BEGIN

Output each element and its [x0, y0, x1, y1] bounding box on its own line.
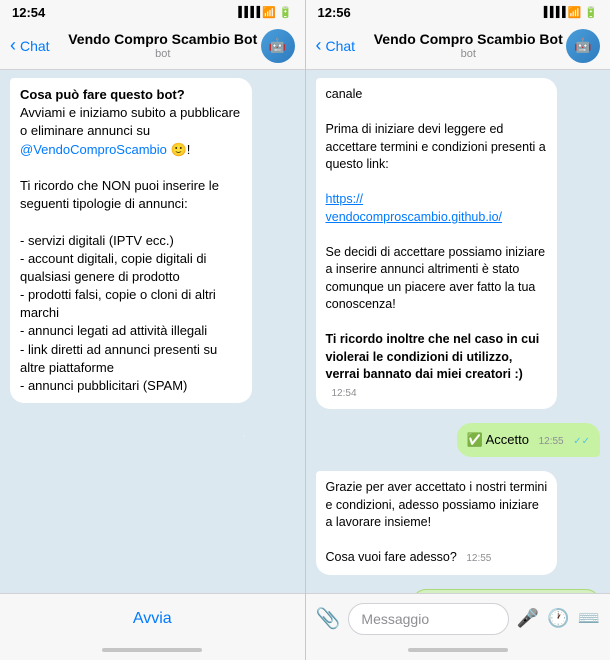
home-bar-2 [408, 648, 508, 652]
voice-icon[interactable]: 🎤 [517, 608, 539, 629]
message-bot-2a: canalePrima di iniziare devi leggere ed … [316, 78, 558, 409]
chevron-left-icon-2: ‹ [316, 35, 322, 56]
msg-time-grazie: 12:55 [466, 553, 495, 564]
status-bar-2: 12:56 ▐▐▐▐ 📶 🔋 [306, 0, 610, 22]
avvia-button[interactable]: Avvia [10, 610, 295, 628]
wifi-icon-2: 📶 [568, 6, 582, 19]
back-button-1[interactable]: ‹ Chat [10, 35, 65, 56]
back-label-1: Chat [20, 38, 50, 54]
msg-time-2a: 12:54 [332, 388, 361, 399]
signal-icon-1: ▐▐▐▐ [235, 7, 259, 18]
nav-bar-2: ‹ Chat Vendo Compro Scambio Bot bot 🤖 [306, 22, 610, 70]
home-indicator-2 [306, 643, 610, 660]
message-user-inserisci: Inserisci Annuncio 12:55 ✓✓ [412, 589, 600, 593]
input-placeholder: Messaggio [361, 611, 429, 627]
home-bar-1 [102, 648, 202, 652]
msg-bold-1: Cosa può fare questo bot? [20, 87, 185, 102]
input-bar-1: Avvia [0, 593, 305, 643]
chat-area-2: canalePrima di iniziare devi leggere ed … [306, 70, 610, 593]
grazie-text: Grazie per aver accettato i nostri termi… [326, 480, 548, 564]
chat-area-1: Cosa può fare questo bot? Avviami e iniz… [0, 70, 305, 593]
battery-icon-1: 🔋 [279, 6, 293, 19]
attachment-icon[interactable]: 📎 [316, 606, 341, 631]
nav-title-2: Vendo Compro Scambio Bot [374, 31, 563, 48]
avatar-1[interactable]: 🤖 [261, 29, 295, 63]
nav-title-area-2: Vendo Compro Scambio Bot bot [371, 31, 567, 60]
avatar-2[interactable]: 🤖 [566, 29, 600, 63]
screen1: 12:54 ▐▐▐▐ 📶 🔋 ‹ Chat Vendo Compro Scamb… [0, 0, 305, 660]
msg-time-accetto: 12:55 [539, 436, 568, 447]
nav-subtitle-2: bot [461, 48, 476, 60]
nav-subtitle-1: bot [155, 48, 170, 60]
back-button-2[interactable]: ‹ Chat [316, 35, 371, 56]
nav-title-1: Vendo Compro Scambio Bot [68, 31, 257, 48]
nav-title-area-1: Vendo Compro Scambio Bot bot [65, 31, 261, 60]
message-input[interactable]: Messaggio [348, 603, 508, 635]
signal-icon-2: ▐▐▐▐ [540, 7, 564, 18]
link-text[interactable]: https://vendocomproscambio.github.io/ [326, 192, 503, 224]
back-label-2: Chat [326, 38, 356, 54]
checkmarks-accetto: ✓✓ [573, 436, 590, 447]
input-bar-2: 📎 Messaggio 🎤 🕐 ⌨️ [306, 593, 610, 643]
wifi-icon-1: 📶 [262, 6, 276, 19]
accetto-text: ✅ Accetto [467, 432, 529, 447]
message-bot-1: Cosa può fare questo bot? Avviami e iniz… [10, 78, 252, 403]
message-bot-grazie: Grazie per aver accettato i nostri termi… [316, 471, 558, 575]
screen2: 12:56 ▐▐▐▐ 📶 🔋 ‹ Chat Vendo Compro Scamb… [306, 0, 610, 660]
nav-bar-1: ‹ Chat Vendo Compro Scambio Bot bot 🤖 [0, 22, 305, 70]
status-icons-2: ▐▐▐▐ 📶 🔋 [540, 6, 598, 19]
keyboard-icon[interactable]: ⌨️ [578, 608, 600, 629]
chevron-left-icon-1: ‹ [10, 35, 16, 56]
battery-icon-2: 🔋 [584, 6, 598, 19]
message-user-accetto: ✅ Accetto 12:55 ✓✓ [457, 423, 600, 457]
status-bar-1: 12:54 ▐▐▐▐ 📶 🔋 [0, 0, 305, 22]
status-time-2: 12:56 [318, 5, 351, 20]
home-indicator-1 [0, 643, 305, 660]
msg-body-1: Avviami e iniziamo subito a pubblicare o… [20, 105, 240, 393]
sticker-icon[interactable]: 🕐 [547, 608, 569, 629]
status-icons-1: ▐▐▐▐ 📶 🔋 [235, 6, 293, 19]
status-time-1: 12:54 [12, 5, 45, 20]
msg-bot-2a-text: canalePrima di iniziare devi leggere ed … [326, 87, 546, 381]
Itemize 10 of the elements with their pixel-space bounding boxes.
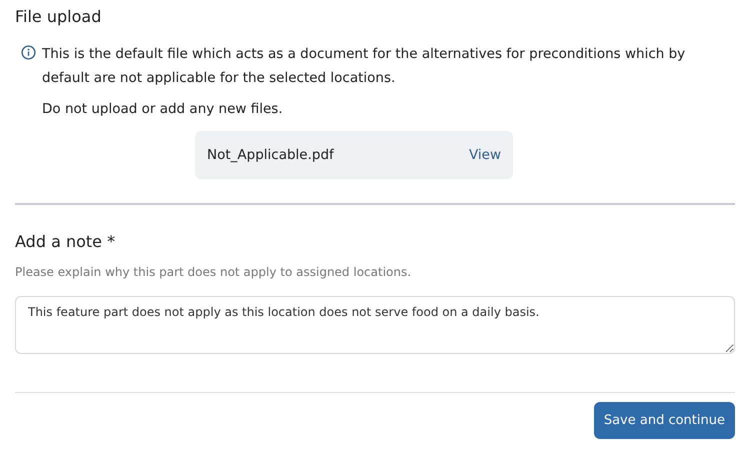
file-name: Not_Applicable.pdf (207, 147, 334, 163)
section-title: File upload (15, 6, 102, 28)
warning-text: Do not upload or add any new files. (42, 100, 284, 119)
note-field[interactable]: This feature part does not apply as this location does not serve food on a daily basis. (15, 296, 735, 354)
hint-text: Please explain why this part does not apply to assigned locations. (15, 265, 412, 279)
section-title: Add a note * (15, 231, 116, 253)
view-link[interactable]: View (468, 147, 501, 163)
info-text: This is the default file which acts as a document for the alternatives for preconditions which by default are not applicable for the selected locations. (42, 45, 686, 88)
save-button[interactable]: Save and continue (594, 402, 735, 439)
info-icon (21, 45, 36, 60)
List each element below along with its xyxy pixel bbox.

END

→ Requirements: Rewrite all of the lines above as a Markdown table with the columns "Row" and "Line text," numbering each row and omitting blank lines. Leave the pictures out of the table.

→ Exercise answer:
| Row | Line text |
|---|---|
| 1 | Output each element and its [x0, y0, x1, y1] bounding box on its own line. |
| 2 | home-bar-2 [408, 648, 508, 652] |
| 3 | voice-icon[interactable]: 🎤 [517, 608, 539, 629] |
| 4 | message-bot-2a: canalePrima di iniziare devi leggere ed … [316, 78, 558, 409] |
| 5 | chevron-left-icon-2: ‹ [316, 35, 322, 56] |
| 6 | msg-time-grazie: 12:55 [466, 553, 495, 564] |
| 7 | status-bar-2: 12:56 ▐▐▐▐ 📶 🔋 [306, 0, 610, 22] |
| 8 | avvia-button[interactable]: Avvia [10, 610, 295, 628] |
| 9 | wifi-icon-2: 📶 [568, 6, 582, 19] |
| 10 | back-button-1[interactable]: ‹ Chat [10, 35, 65, 56] |
| 11 | back-label-1: Chat [20, 38, 50, 54] |
| 12 | msg-time-2a: 12:54 [332, 388, 361, 399] |
| 13 | signal-icon-1: ▐▐▐▐ [235, 7, 259, 18] |
| 14 | nav-bar-2: ‹ Chat Vendo Compro Scambio Bot bot 🤖 [306, 22, 610, 70] |
| 15 | home-indicator-2 [306, 643, 610, 660] |
| 16 | message-user-inserisci: Inserisci Annuncio 12:55 ✓✓ [412, 589, 600, 593] |
| 17 | input-placeholder: Messaggio [361, 611, 429, 627] |
| 18 | home-bar-1 [102, 648, 202, 652] |
| 19 | msg-bold-1: Cosa può fare questo bot? [20, 87, 185, 102] |
| 20 | input-bar-1: Avvia [0, 593, 305, 643] |
| 21 | chat-area-2: canalePrima di iniziare devi leggere ed … [306, 70, 610, 593] |
| 22 | grazie-text: Grazie per aver accettato i nostri termi… [326, 480, 548, 564] |
| 23 | chat-area-1: Cosa può fare questo bot? Avviami e iniz… [0, 70, 305, 593] |
| 24 | battery-icon-1: 🔋 [279, 6, 293, 19] |
| 25 | attachment-icon[interactable]: 📎 [316, 606, 341, 631] |
| 26 | nav-title-2: Vendo Compro Scambio Bot [374, 31, 563, 48] |
| 27 | avatar-1[interactable]: 🤖 [261, 29, 295, 63] |
| 28 | nav-title-area-2: Vendo Compro Scambio Bot bot [371, 31, 567, 60] |
| 29 | avatar-2[interactable]: 🤖 [566, 29, 600, 63] |
| 30 | screen1: 12:54 ▐▐▐▐ 📶 🔋 ‹ Chat Vendo Compro Scamb… [0, 0, 305, 660] |
| 31 | msg-time-accetto: 12:55 [539, 436, 568, 447] |
| 32 | nav-subtitle-2: bot [461, 48, 476, 60] |
| 33 | nav-subtitle-1: bot [155, 48, 170, 60] |
| 34 | back-button-2[interactable]: ‹ Chat [316, 35, 371, 56] |
| 35 | nav-title-1: Vendo Compro Scambio Bot [68, 31, 257, 48] |
| 36 | nav-title-area-1: Vendo Compro Scambio Bot bot [65, 31, 261, 60] |
| 37 | message-input[interactable]: Messaggio [348, 603, 508, 635] |
| 38 | signal-icon-2: ▐▐▐▐ [540, 7, 564, 18] |
| 39 | link-text[interactable]: https://vendocomproscambio.github.io/ [326, 192, 503, 224] |
| 40 | back-label-2: Chat [326, 38, 356, 54] |
| 41 | checkmarks-accetto: ✓✓ [573, 436, 590, 447] |
| 42 | input-bar-2: 📎 Messaggio 🎤 🕐 ⌨️ [306, 593, 610, 643] |
| 43 | wifi-icon-1: 📶 [262, 6, 276, 19] |
| 44 | accetto-text: ✅ Accetto [467, 432, 529, 447] |
| 45 | message-bot-1: Cosa può fare questo bot? Avviami e iniz… [10, 78, 252, 403] |
| 46 | message-bot-grazie: Grazie per aver accettato i nostri termi… [316, 471, 558, 575] |
| 47 | screen2: 12:56 ▐▐▐▐ 📶 🔋 ‹ Chat Vendo Compro Scamb… [306, 0, 610, 660] |
| 48 | nav-bar-1: ‹ Chat Vendo Compro Scambio Bot bot 🤖 [0, 22, 305, 70] |
| 49 | status-icons-2: ▐▐▐▐ 📶 🔋 [540, 6, 598, 19] |
| 50 | keyboard-icon[interactable]: ⌨️ [578, 608, 600, 629] |
| 51 | chevron-left-icon-1: ‹ [10, 35, 16, 56] |
| 52 | battery-icon-2: 🔋 [584, 6, 598, 19] |
| 53 | message-user-accetto: ✅ Accetto 12:55 ✓✓ [457, 423, 600, 457] |
| 54 | status-bar-1: 12:54 ▐▐▐▐ 📶 🔋 [0, 0, 305, 22] |
| 55 | status-time-2: 12:56 [318, 5, 351, 20] |
| 56 | home-indicator-1 [0, 643, 305, 660] |
| 57 | msg-body-1: Avviami e iniziamo subito a pubblicare o… [20, 105, 240, 393] |
| 58 | sticker-icon[interactable]: 🕐 [547, 608, 569, 629] |
| 59 | status-icons-1: ▐▐▐▐ 📶 🔋 [235, 6, 293, 19] |
| 60 | status-time-1: 12:54 [12, 5, 45, 20] |
| 61 | msg-bot-2a-text: canalePrima di iniziare devi leggere ed … [326, 87, 546, 381] |
| 62 | Itemize 10 of the elements with their pixel-space bounding boxes. |
| 63 | file-name: Not_Applicable.pdf (207, 147, 334, 163) |
| 64 | section-title: File upload (15, 6, 102, 28) |
| 65 | warning-text: Do not upload or add any new files. (42, 100, 284, 119) |
| 66 | note-field[interactable]: This feature part does not apply as this location does not serve food on a daily basis. (15, 296, 735, 354) |
| 67 | hint-text: Please explain why this part does not apply to assigned locations. (15, 265, 412, 279) |
| 68 | section-title: Add a note * (15, 231, 116, 253) |
| 69 | view-link[interactable]: View (468, 147, 501, 163) |
| 70 | info-text: This is the default file which acts as a document for the alternatives for preconditions which by default are not applicable for the selected locations. (42, 45, 686, 88) |
| 71 | save-button[interactable]: Save and continue (594, 402, 735, 439) |
| 72 | info-icon (21, 45, 36, 60) |
| 73 | List each element below along with its xyxy pixel bbox. |